Exercise goal:
Report, as a bare number, how many lines of the material below contain the word "Кўприклар".

# # # # # # #

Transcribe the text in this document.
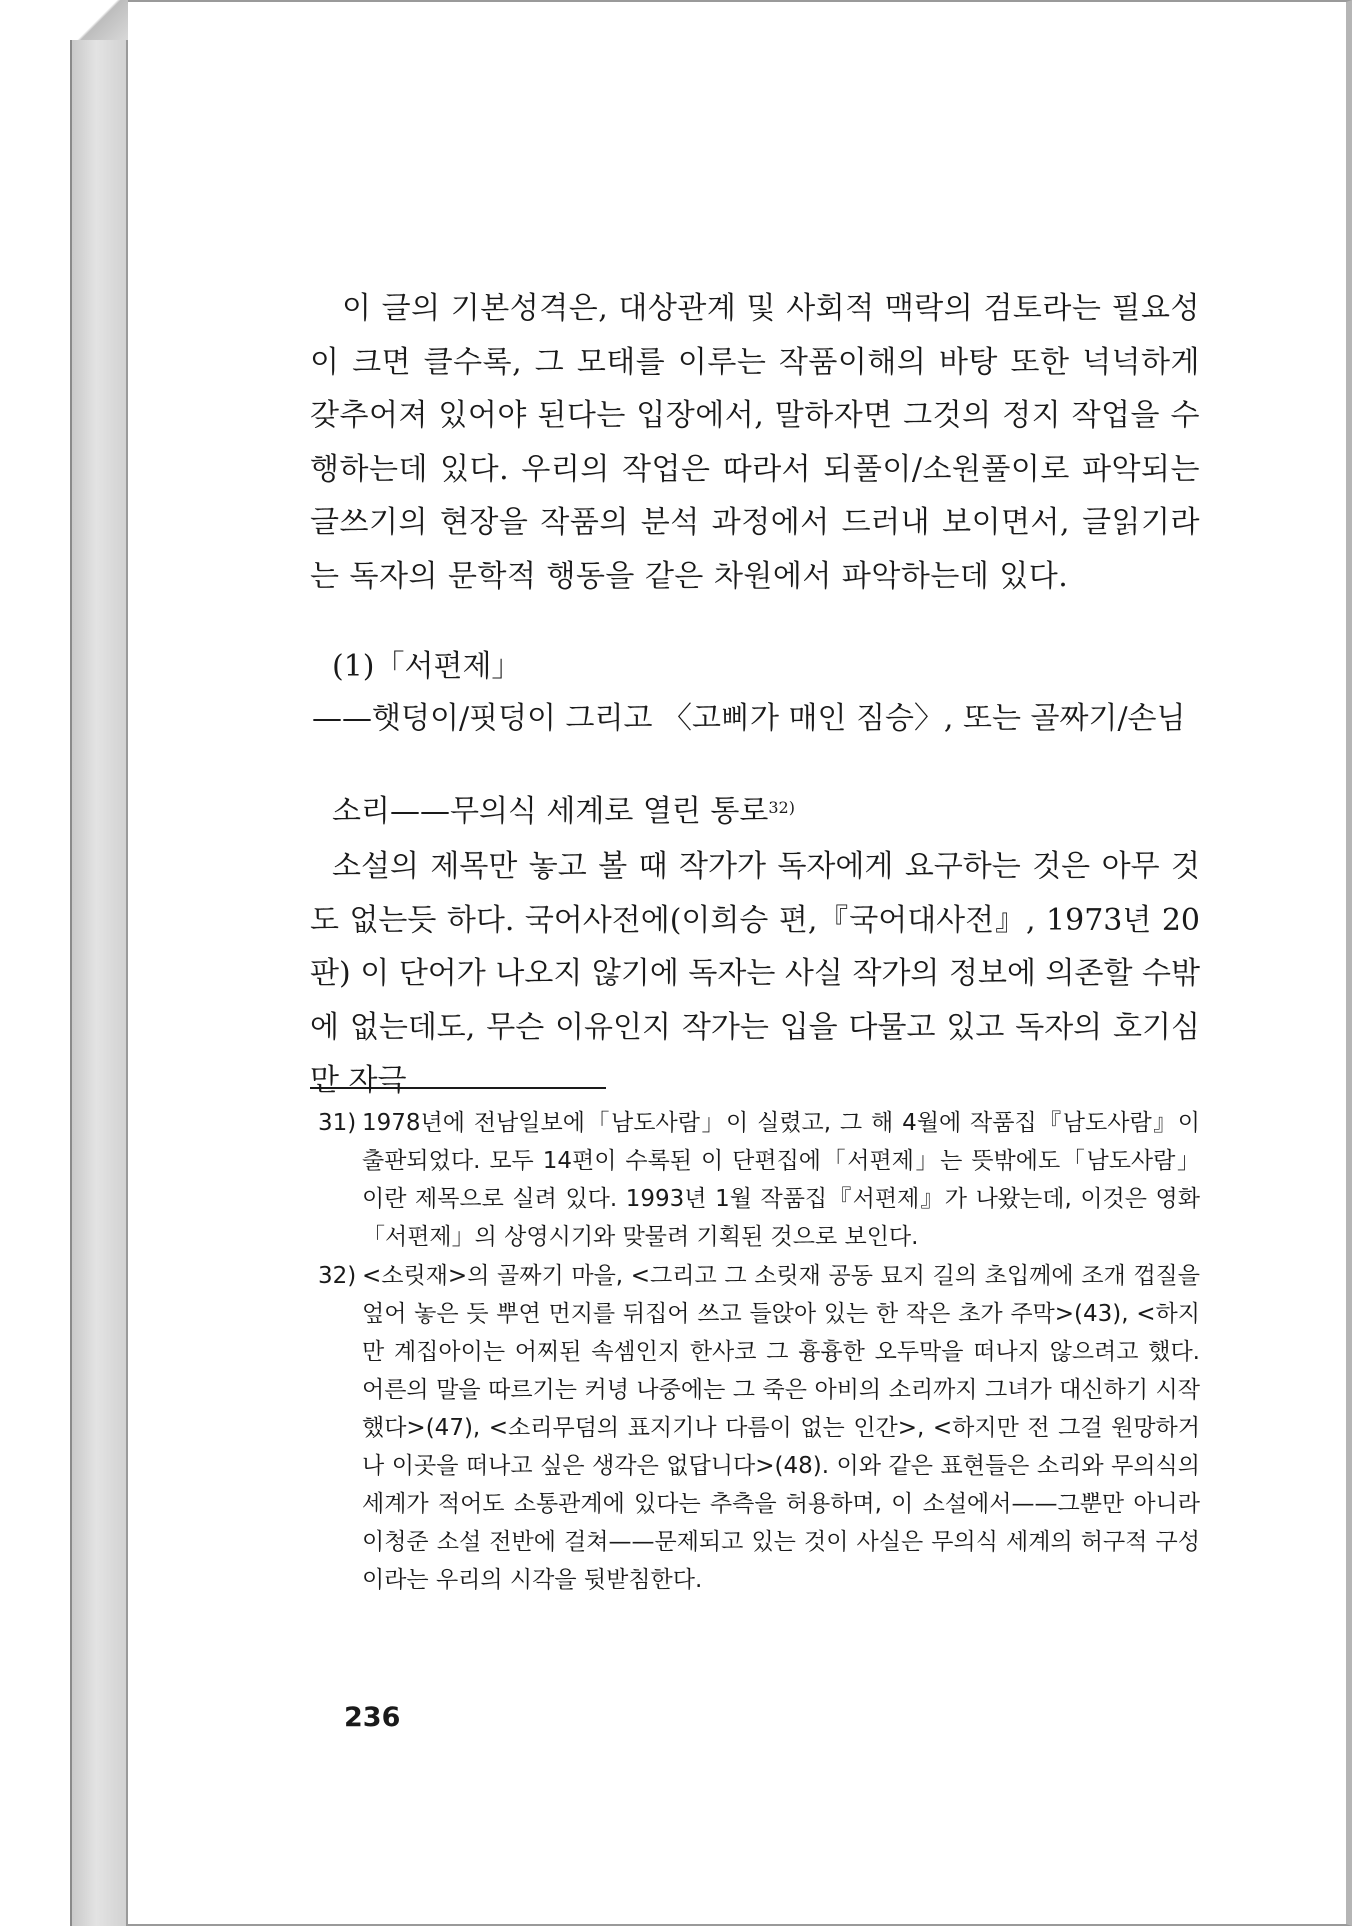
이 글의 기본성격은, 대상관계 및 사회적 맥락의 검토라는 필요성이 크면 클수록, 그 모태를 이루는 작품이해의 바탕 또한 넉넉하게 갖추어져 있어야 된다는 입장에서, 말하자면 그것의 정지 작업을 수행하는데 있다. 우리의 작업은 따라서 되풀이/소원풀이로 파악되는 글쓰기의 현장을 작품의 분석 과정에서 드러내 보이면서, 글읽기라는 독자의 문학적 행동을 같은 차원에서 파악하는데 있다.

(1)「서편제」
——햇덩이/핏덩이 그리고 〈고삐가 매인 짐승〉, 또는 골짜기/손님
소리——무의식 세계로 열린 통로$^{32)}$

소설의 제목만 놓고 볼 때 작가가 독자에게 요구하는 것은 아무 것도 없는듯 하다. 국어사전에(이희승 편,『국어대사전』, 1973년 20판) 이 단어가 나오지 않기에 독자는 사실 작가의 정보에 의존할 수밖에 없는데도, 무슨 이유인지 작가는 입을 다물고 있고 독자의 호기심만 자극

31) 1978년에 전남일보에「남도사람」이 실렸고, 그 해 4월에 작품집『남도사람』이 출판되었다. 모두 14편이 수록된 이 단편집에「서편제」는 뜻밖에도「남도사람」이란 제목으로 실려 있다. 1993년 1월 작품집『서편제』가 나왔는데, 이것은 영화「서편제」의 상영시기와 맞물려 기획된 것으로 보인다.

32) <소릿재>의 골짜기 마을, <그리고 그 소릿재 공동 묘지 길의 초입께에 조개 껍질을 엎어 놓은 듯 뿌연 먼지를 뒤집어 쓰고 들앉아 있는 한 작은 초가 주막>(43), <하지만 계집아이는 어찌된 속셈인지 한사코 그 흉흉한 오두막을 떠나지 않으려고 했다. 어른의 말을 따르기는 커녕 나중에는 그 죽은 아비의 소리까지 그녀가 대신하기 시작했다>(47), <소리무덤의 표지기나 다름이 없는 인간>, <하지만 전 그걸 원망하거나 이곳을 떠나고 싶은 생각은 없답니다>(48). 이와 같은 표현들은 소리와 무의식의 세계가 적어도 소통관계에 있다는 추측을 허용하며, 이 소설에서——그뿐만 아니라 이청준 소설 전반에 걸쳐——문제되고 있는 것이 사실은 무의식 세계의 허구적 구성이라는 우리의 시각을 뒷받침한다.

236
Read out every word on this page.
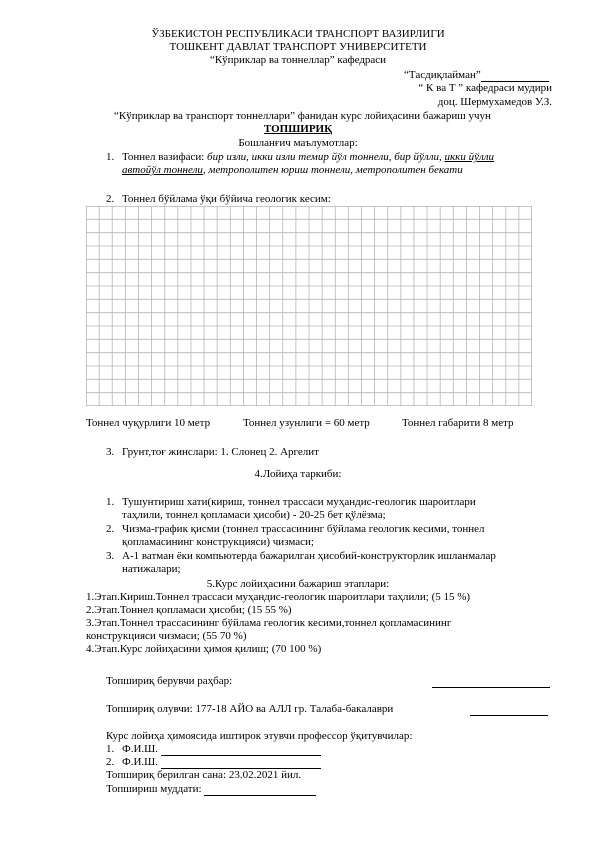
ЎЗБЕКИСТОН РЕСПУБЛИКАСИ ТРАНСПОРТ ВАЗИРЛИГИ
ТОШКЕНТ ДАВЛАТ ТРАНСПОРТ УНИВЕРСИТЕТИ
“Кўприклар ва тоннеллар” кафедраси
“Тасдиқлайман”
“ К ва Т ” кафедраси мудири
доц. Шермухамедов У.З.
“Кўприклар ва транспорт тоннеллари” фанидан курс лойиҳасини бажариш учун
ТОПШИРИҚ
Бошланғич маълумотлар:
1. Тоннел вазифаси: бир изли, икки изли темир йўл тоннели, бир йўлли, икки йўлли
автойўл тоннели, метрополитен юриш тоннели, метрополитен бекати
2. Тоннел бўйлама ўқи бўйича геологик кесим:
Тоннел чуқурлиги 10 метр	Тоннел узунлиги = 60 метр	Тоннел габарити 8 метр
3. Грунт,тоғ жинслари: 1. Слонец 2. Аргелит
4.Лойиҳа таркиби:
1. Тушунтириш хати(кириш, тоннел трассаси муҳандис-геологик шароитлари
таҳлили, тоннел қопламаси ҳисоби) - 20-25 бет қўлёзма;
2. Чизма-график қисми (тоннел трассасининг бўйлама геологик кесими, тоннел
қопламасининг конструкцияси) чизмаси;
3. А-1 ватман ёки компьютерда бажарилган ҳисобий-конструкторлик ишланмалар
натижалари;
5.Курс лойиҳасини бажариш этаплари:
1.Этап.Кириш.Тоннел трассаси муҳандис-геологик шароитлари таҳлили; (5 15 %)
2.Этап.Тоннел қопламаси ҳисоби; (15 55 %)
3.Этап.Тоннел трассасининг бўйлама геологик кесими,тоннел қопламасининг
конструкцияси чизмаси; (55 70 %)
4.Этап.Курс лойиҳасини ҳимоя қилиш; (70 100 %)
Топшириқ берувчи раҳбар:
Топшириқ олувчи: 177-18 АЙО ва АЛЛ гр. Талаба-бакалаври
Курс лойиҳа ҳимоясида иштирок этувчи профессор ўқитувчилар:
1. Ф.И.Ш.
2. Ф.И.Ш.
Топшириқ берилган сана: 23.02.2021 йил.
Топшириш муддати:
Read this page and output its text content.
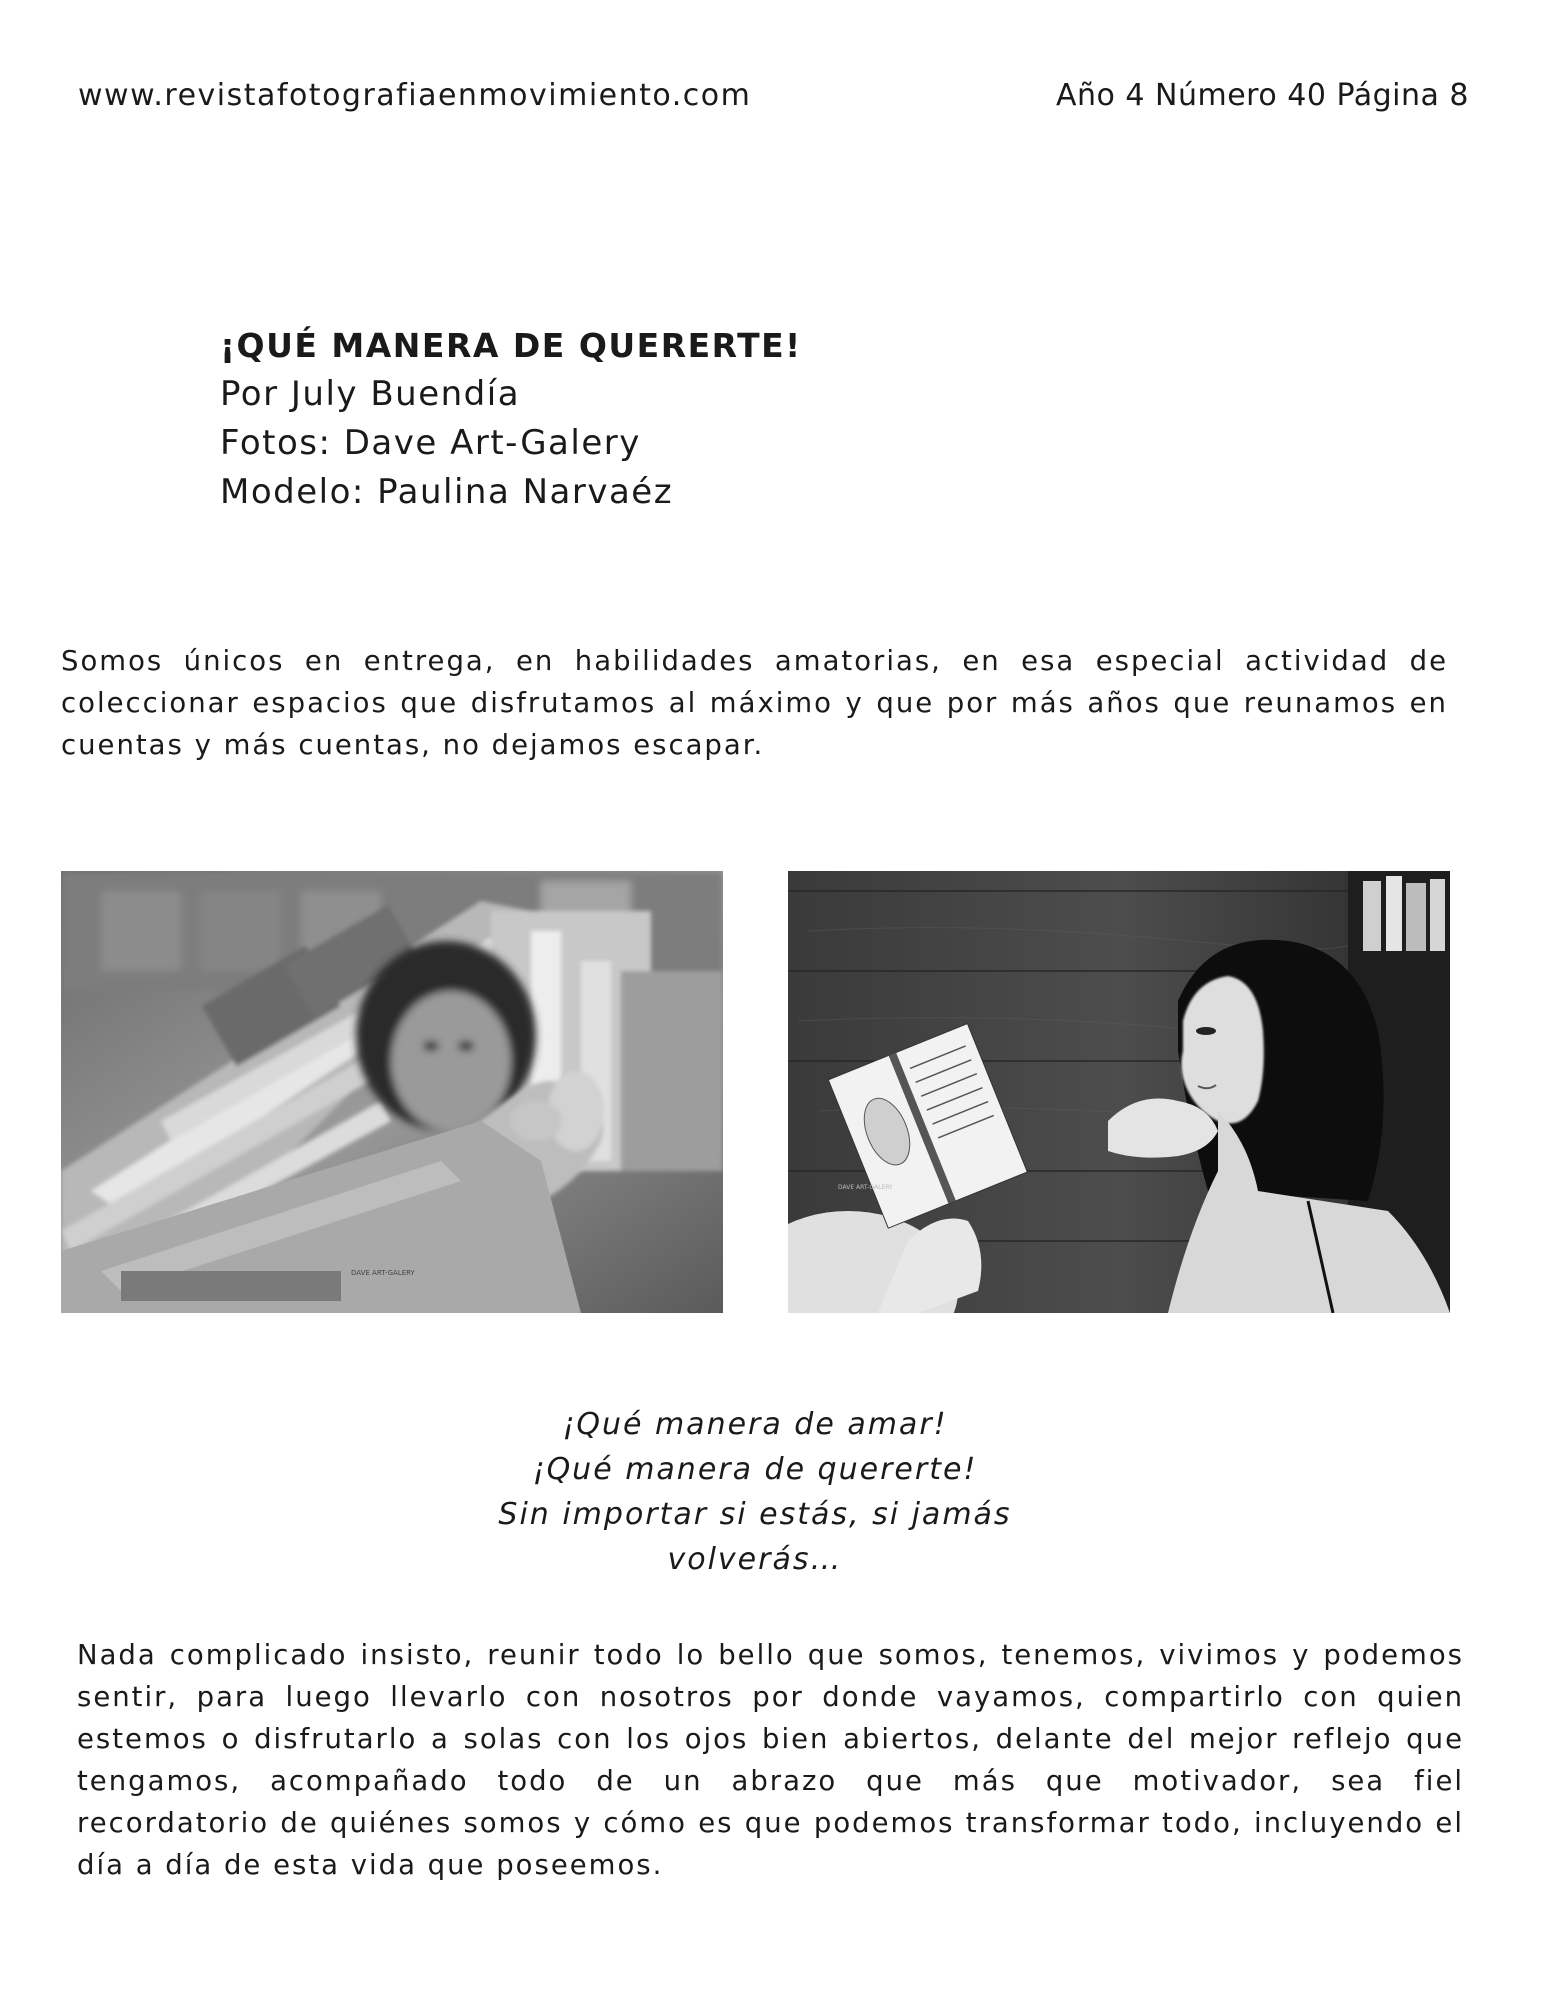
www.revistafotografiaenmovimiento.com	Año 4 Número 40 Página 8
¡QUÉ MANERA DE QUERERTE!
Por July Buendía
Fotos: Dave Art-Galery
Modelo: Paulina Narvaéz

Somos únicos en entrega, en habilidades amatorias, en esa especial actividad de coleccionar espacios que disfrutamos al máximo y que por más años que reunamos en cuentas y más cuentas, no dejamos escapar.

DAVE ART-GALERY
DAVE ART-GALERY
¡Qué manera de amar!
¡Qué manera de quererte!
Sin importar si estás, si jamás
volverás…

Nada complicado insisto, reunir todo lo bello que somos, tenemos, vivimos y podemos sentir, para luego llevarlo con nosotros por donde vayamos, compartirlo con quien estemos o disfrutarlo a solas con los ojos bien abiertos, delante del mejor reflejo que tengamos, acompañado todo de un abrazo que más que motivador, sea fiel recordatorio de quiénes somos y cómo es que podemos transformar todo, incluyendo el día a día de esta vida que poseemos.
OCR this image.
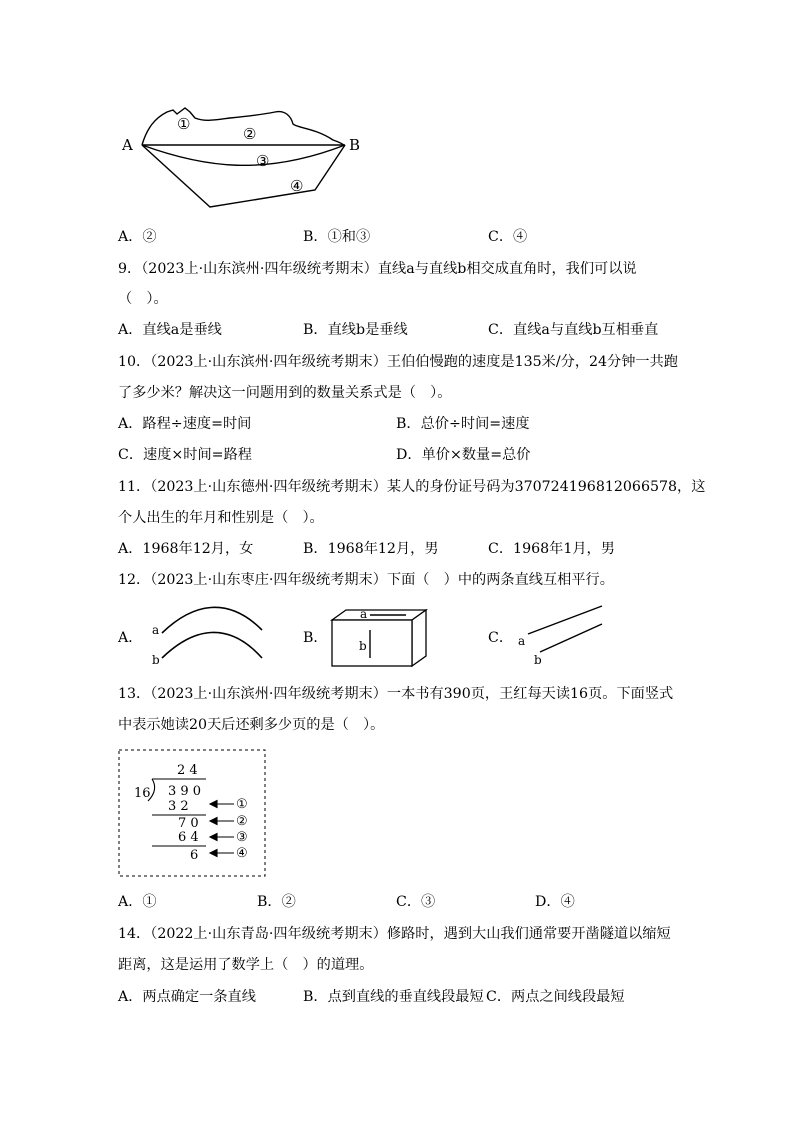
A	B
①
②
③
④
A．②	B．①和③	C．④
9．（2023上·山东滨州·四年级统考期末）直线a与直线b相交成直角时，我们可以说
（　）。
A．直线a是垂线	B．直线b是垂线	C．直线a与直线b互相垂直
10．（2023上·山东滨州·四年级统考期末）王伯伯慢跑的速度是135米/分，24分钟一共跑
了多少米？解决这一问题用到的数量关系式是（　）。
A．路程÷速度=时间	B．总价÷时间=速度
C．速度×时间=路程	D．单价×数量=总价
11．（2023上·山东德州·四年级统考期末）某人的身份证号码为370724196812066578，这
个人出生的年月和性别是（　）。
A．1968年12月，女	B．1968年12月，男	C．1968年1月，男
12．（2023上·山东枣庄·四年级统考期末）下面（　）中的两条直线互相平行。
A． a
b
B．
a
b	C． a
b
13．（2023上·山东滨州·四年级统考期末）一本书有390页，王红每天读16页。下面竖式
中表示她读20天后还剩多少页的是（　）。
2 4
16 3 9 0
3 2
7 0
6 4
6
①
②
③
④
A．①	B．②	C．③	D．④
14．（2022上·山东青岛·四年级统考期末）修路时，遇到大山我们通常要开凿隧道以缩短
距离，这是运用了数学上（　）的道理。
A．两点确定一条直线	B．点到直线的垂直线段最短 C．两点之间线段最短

# # # # # # #

Reply:
2